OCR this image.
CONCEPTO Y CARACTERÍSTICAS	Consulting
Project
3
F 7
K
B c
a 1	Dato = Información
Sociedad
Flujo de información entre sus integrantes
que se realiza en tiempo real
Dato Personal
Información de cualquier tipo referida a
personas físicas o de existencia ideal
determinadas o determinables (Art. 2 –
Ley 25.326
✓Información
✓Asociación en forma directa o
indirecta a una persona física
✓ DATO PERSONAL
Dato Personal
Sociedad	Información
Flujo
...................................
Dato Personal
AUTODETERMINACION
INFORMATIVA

The problem
Print every record above exactly as written.

Task result
OCR this image.
CONCEPTO Y CARACTERÍSTICAS	Consulting
Project
3
F 7
K
B c
a 1	Dato = Información
Sociedad
Flujo de información entre sus integrantes
que se realiza en tiempo real
Dato Personal
Información de cualquier tipo referida a
personas físicas o de existencia ideal
determinadas o determinables (Art. 2 –
Ley 25.326
✓Información
✓Asociación en forma directa o
indirecta a una persona física
✓ DATO PERSONAL
Dato Personal
Sociedad	Información
Flujo
...................................
Dato Personal
AUTODETERMINACION
INFORMATIVA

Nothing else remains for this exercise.